**Short task**
Exactly as written, retype the listing below, omitting the pictures.

(Dataset rows about figures)
..........

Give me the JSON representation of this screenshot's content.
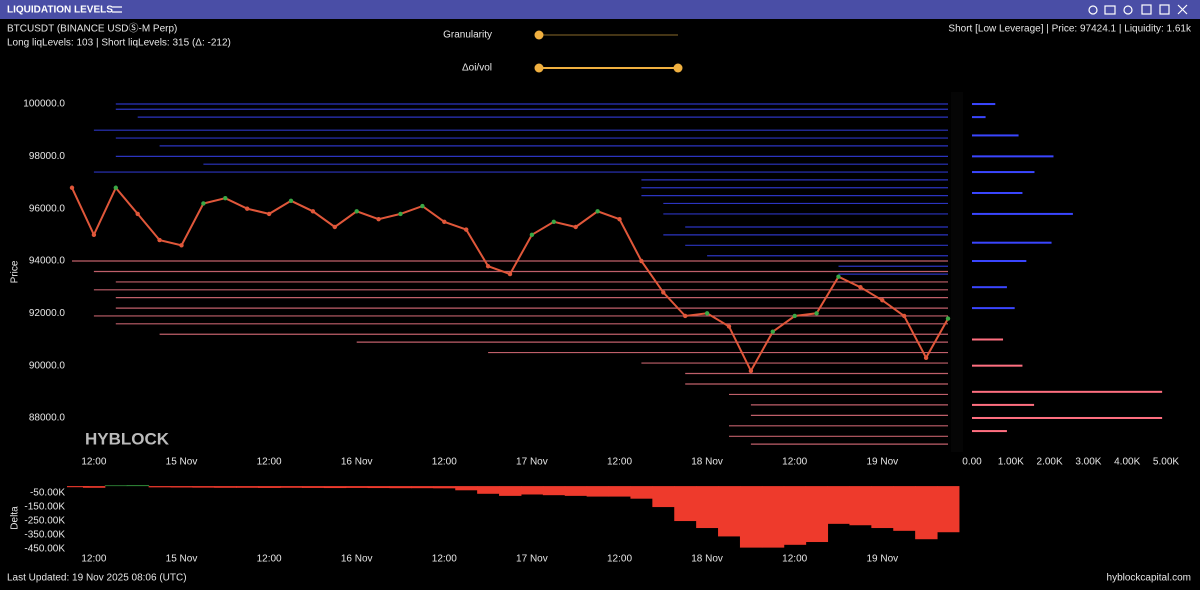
{
  "header": {
    "title": "LIQUIDATION LEVELS"
  },
  "info": {
    "symbol": "BTCUSDT (BINANCE USDⓈ-M Perp)",
    "levels": "Long liqLevels: 103 | Short liqLevels: 315 (Δ: -212)",
    "hover": "Short [Low Leverage] | Price: 97424.1 | Liquidity: 1.61k"
  },
  "controls": [
    {
      "label": "Granularity"
    },
    {
      "label": "Δoi/vol"
    }
  ],
  "watermark": "HYBLOCK",
  "footer": {
    "updated": "Last Updated: 19 Nov 2025 08:06 (UTC)",
    "site": "hyblockcapital.com"
  },
  "chart_data": [
    {
      "type": "line",
      "ylabel": "Price",
      "color": "#e0573a",
      "categories": [
        null,
        "12:00",
        null,
        null,
        null,
        "15 Nov",
        null,
        null,
        null,
        "12:00",
        null,
        null,
        null,
        "16 Nov",
        null,
        null,
        null,
        "12:00",
        null,
        null,
        null,
        "17 Nov",
        null,
        null,
        null,
        "12:00",
        null,
        null,
        null,
        "18 Nov",
        null,
        null,
        null,
        "12:00",
        null,
        null,
        null,
        "19 Nov",
        null,
        null,
        null
      ],
      "values": [
        96800,
        95000,
        96800,
        95800,
        94800,
        94600,
        96200,
        96400,
        96000,
        95800,
        96300,
        95900,
        95300,
        95900,
        95600,
        95800,
        96100,
        95500,
        95200,
        93800,
        93500,
        95000,
        95500,
        95300,
        95900,
        95600,
        94000,
        92800,
        91900,
        92000,
        91500,
        89800,
        91300,
        91900,
        92000,
        93400,
        93000,
        92500,
        91900,
        90300,
        91800
      ],
      "ylim": [
        86700,
        100460
      ],
      "yticks": [
        {
          "value": 88000,
          "label": "88000.0"
        },
        {
          "value": 90000,
          "label": "90000.0"
        },
        {
          "value": 92000,
          "label": "92000.0"
        },
        {
          "value": 94000,
          "label": "94000.0"
        },
        {
          "value": 96000,
          "label": "96000.0"
        },
        {
          "value": 98000,
          "label": "98000.0"
        },
        {
          "value": 100000,
          "label": "100000.0"
        }
      ],
      "short_levels": {
        "color": "#3a46ff",
        "prices": [
          100000,
          99800,
          99500,
          99000,
          98700,
          98400,
          98000,
          97700,
          97400,
          97100,
          96800,
          96500,
          96200,
          95800,
          95300,
          95000,
          94600,
          94200,
          93800,
          93500
        ],
        "starts": [
          2,
          2,
          3,
          1,
          2,
          4,
          2,
          6,
          1,
          26,
          26,
          26,
          27,
          27,
          28,
          27,
          28,
          29,
          35,
          35
        ]
      },
      "long_levels": {
        "color": "#ff7f8e",
        "prices": [
          94000,
          93600,
          93200,
          92900,
          92600,
          92200,
          91900,
          91600,
          91200,
          90900,
          90500,
          90100,
          89700,
          89300,
          88900,
          88500,
          88100,
          87700,
          87300,
          87000
        ],
        "starts": [
          0,
          1,
          2,
          1,
          2,
          2,
          1,
          2,
          4,
          13,
          19,
          26,
          28,
          28,
          30,
          31,
          31,
          30,
          30,
          31
        ]
      }
    },
    {
      "type": "bar",
      "xlim": [
        0,
        5000
      ],
      "xticks": [
        {
          "value": 0,
          "label": "0.00"
        },
        {
          "value": 1000,
          "label": "1.00K"
        },
        {
          "value": 2000,
          "label": "2.00K"
        },
        {
          "value": 3000,
          "label": "3.00K"
        },
        {
          "value": 4000,
          "label": "4.00K"
        },
        {
          "value": 5000,
          "label": "5.00K"
        }
      ],
      "series": [
        {
          "color": "#3a46ff",
          "prices": [
            100000,
            99500,
            98800,
            98000,
            97400,
            96600,
            95800,
            94700,
            94000,
            93000,
            92200
          ],
          "values": [
            600,
            350,
            1200,
            2100,
            1610,
            1300,
            2600,
            2050,
            1400,
            900,
            1100
          ]
        },
        {
          "color": "#ff6f80",
          "prices": [
            91000,
            90000,
            89000,
            88500,
            88000,
            87500
          ],
          "values": [
            800,
            1300,
            4900,
            1600,
            4900,
            900
          ]
        }
      ]
    },
    {
      "type": "area",
      "ylabel": "Delta",
      "color": "#ee3a2c",
      "positive_color": "#3aa845",
      "values": [
        -8000,
        -12000,
        5000,
        6000,
        -9000,
        -10000,
        -11000,
        -12000,
        -12000,
        -13000,
        -12000,
        -13000,
        -14000,
        -13000,
        -14000,
        -15000,
        -15000,
        -16000,
        -30000,
        -55000,
        -70000,
        -60000,
        -65000,
        -70000,
        -75000,
        -75000,
        -90000,
        -150000,
        -250000,
        -300000,
        -360000,
        -440000,
        -440000,
        -420000,
        -400000,
        -270000,
        -280000,
        -300000,
        -320000,
        -380000,
        -330000
      ],
      "ylim": [
        -500000,
        15000
      ],
      "yticks": [
        {
          "value": -450000,
          "label": "-450.00K"
        },
        {
          "value": -350000,
          "label": "-350.00K"
        },
        {
          "value": -250000,
          "label": "-250.00K"
        },
        {
          "value": -150000,
          "label": "-150.00K"
        },
        {
          "value": -50000,
          "label": "-50.00K"
        }
      ]
    }
  ]
}
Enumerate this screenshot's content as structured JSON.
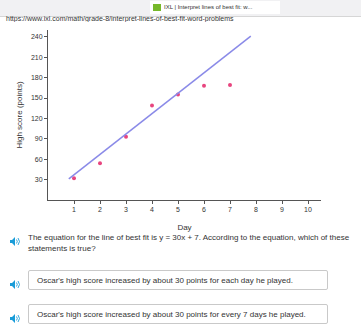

..........

**Finished answer**
Give me the JSON representation of this screenshot's content.
{
  "header": {
    "title": "LIQUIDATION LEVELS"
  },
  "info": {
    "symbol": "BTCUSDT (BINANCE USDⓈ-M Perp)",
    "levels": "Long liqLevels: 103 | Short liqLevels: 315 (Δ: -212)",
    "hover": "Short [Low Leverage] | Price: 97424.1 | Liquidity: 1.61k"
  },
  "controls": [
    {
      "label": "Granularity"
    },
    {
      "label": "Δoi/vol"
    }
  ],
  "watermark": "HYBLOCK",
  "footer": {
    "updated": "Last Updated: 19 Nov 2025 08:06 (UTC)",
    "site": "hyblockcapital.com"
  },
  "chart_data": [
    {
      "type": "line",
      "ylabel": "Price",
      "color": "#e0573a",
      "categories": [
        null,
        "12:00",
        null,
        null,
        null,
        "15 Nov",
        null,
        null,
        null,
        "12:00",
        null,
        null,
        null,
        "16 Nov",
        null,
        null,
        null,
        "12:00",
        null,
        null,
        null,
        "17 Nov",
        null,
        null,
        null,
        "12:00",
        null,
        null,
        null,
        "18 Nov",
        null,
        null,
        null,
        "12:00",
        null,
        null,
        null,
        "19 Nov",
        null,
        null,
        null
      ],
      "values": [
        96800,
        95000,
        96800,
        95800,
        94800,
        94600,
        96200,
        96400,
        96000,
        95800,
        96300,
        95900,
        95300,
        95900,
        95600,
        95800,
        96100,
        95500,
        95200,
        93800,
        93500,
        95000,
        95500,
        95300,
        95900,
        95600,
        94000,
        92800,
        91900,
        92000,
        91500,
        89800,
        91300,
        91900,
        92000,
        93400,
        93000,
        92500,
        91900,
        90300,
        91800
      ],
      "ylim": [
        86700,
        100460
      ],
      "yticks": [
        {
          "value": 88000,
          "label": "88000.0"
        },
        {
          "value": 90000,
          "label": "90000.0"
        },
        {
          "value": 92000,
          "label": "92000.0"
        },
        {
          "value": 94000,
          "label": "94000.0"
        },
        {
          "value": 96000,
          "label": "96000.0"
        },
        {
          "value": 98000,
          "label": "98000.0"
        },
        {
          "value": 100000,
          "label": "100000.0"
        }
      ],
      "short_levels": {
        "color": "#3a46ff",
        "prices": [
          100000,
          99800,
          99500,
          99000,
          98700,
          98400,
          98000,
          97700,
          97400,
          97100,
          96800,
          96500,
          96200,
          95800,
          95300,
          95000,
          94600,
          94200,
          93800,
          93500
        ],
        "starts": [
          2,
          2,
          3,
          1,
          2,
          4,
          2,
          6,
          1,
          26,
          26,
          26,
          27,
          27,
          28,
          27,
          28,
          29,
          35,
          35
        ]
      },
      "long_levels": {
        "color": "#ff7f8e",
        "prices": [
          94000,
          93600,
          93200,
          92900,
          92600,
          92200,
          91900,
          91600,
          91200,
          90900,
          90500,
          90100,
          89700,
          89300,
          88900,
          88500,
          88100,
          87700,
          87300,
          87000
        ],
        "starts": [
          0,
          1,
          2,
          1,
          2,
          2,
          1,
          2,
          4,
          13,
          19,
          26,
          28,
          28,
          30,
          31,
          31,
          30,
          30,
          31
        ]
      }
    },
    {
      "type": "bar",
      "xlim": [
        0,
        5000
      ],
      "xticks": [
        {
          "value": 0,
          "label": "0.00"
        },
        {
          "value": 1000,
          "label": "1.00K"
        },
        {
          "value": 2000,
          "label": "2.00K"
        },
        {
          "value": 3000,
          "label": "3.00K"
        },
        {
          "value": 4000,
          "label": "4.00K"
        },
        {
          "value": 5000,
          "label": "5.00K"
        }
      ],
      "series": [
        {
          "color": "#3a46ff",
          "prices": [
            100000,
            99500,
            98800,
            98000,
            97400,
            96600,
            95800,
            94700,
            94000,
            93000,
            92200
          ],
          "values": [
            600,
            350,
            1200,
            2100,
            1610,
            1300,
            2600,
            2050,
            1400,
            900,
            1100
          ]
        },
        {
          "color": "#ff6f80",
          "prices": [
            91000,
            90000,
            89000,
            88500,
            88000,
            87500
          ],
          "values": [
            800,
            1300,
            4900,
            1600,
            4900,
            900
          ]
        }
      ]
    },
    {
      "type": "area",
      "ylabel": "Delta",
      "color": "#ee3a2c",
      "positive_color": "#3aa845",
      "values": [
        -8000,
        -12000,
        5000,
        6000,
        -9000,
        -10000,
        -11000,
        -12000,
        -12000,
        -13000,
        -12000,
        -13000,
        -14000,
        -13000,
        -14000,
        -15000,
        -15000,
        -16000,
        -30000,
        -55000,
        -70000,
        -60000,
        -65000,
        -70000,
        -75000,
        -75000,
        -90000,
        -150000,
        -250000,
        -300000,
        -360000,
        -440000,
        -440000,
        -420000,
        -400000,
        -270000,
        -280000,
        -300000,
        -320000,
        -380000,
        -330000
      ],
      "ylim": [
        -500000,
        15000
      ],
      "yticks": [
        {
          "value": -450000,
          "label": "-450.00K"
        },
        {
          "value": -350000,
          "label": "-350.00K"
        },
        {
          "value": -250000,
          "label": "-250.00K"
        },
        {
          "value": -150000,
          "label": "-150.00K"
        },
        {
          "value": -50000,
          "label": "-50.00K"
        }
      ]
    }
  ]
}
Enumerate this screenshot's content as structured JSON.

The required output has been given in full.